◆ Exercise instructions: In the listing below, locate the lines bearing the word "Lipunang". Copy every one of them.

** begin Records provided **

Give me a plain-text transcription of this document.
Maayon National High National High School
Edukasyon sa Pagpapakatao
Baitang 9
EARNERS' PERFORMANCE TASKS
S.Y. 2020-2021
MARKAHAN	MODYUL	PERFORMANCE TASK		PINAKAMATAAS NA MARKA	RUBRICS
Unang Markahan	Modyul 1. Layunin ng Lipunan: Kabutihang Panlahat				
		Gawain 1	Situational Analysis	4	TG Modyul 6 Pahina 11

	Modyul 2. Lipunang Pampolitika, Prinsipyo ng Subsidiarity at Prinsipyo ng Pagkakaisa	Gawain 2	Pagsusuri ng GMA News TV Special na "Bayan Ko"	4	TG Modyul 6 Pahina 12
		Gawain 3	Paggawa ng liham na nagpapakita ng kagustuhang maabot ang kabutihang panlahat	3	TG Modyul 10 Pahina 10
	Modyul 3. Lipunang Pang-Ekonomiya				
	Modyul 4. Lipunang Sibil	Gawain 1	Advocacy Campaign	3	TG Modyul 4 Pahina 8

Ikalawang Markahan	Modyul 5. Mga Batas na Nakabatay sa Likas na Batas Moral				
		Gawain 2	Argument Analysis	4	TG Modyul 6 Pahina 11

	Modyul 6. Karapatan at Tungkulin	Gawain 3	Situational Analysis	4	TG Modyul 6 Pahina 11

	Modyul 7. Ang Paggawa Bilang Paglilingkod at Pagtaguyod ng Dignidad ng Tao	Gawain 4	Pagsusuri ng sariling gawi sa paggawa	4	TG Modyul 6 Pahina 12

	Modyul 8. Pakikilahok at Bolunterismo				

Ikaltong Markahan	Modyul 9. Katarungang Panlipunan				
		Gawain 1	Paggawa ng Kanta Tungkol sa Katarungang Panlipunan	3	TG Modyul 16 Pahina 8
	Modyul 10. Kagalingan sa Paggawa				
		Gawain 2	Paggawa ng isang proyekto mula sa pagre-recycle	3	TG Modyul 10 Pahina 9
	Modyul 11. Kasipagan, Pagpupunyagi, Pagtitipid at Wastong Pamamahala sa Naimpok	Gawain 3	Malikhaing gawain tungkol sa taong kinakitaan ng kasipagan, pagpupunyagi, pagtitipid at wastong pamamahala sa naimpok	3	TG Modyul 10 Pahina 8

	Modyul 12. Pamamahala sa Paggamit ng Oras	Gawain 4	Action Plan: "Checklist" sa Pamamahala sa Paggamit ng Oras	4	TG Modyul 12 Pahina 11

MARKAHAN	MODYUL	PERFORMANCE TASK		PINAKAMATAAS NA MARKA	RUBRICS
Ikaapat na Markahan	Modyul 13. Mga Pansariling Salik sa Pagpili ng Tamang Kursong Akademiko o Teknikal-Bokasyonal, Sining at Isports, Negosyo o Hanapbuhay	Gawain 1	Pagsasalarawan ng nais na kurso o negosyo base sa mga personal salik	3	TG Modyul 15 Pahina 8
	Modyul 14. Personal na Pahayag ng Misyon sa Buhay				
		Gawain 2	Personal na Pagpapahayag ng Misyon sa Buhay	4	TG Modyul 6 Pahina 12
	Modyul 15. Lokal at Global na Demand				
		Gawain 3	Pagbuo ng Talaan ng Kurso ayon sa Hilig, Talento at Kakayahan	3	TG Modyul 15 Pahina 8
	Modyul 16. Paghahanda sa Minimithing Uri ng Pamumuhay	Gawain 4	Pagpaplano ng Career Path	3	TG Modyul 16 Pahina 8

** end Records provided **

◆ Worked solution:
	Modyul 2. Lipunang Pampolitika, Prinsipyo ng Subsidiarity at Prinsipyo ng Pagkakaisa	Gawain 2	Pagsusuri ng GMA News TV Special na "Bayan Ko"	4	TG Modyul 6 Pahina 12
	Modyul 3. Lipunang Pang-Ekonomiya				
	Modyul 4. Lipunang Sibil	Gawain 1	Advocacy Campaign	3	TG Modyul 4 Pahina 8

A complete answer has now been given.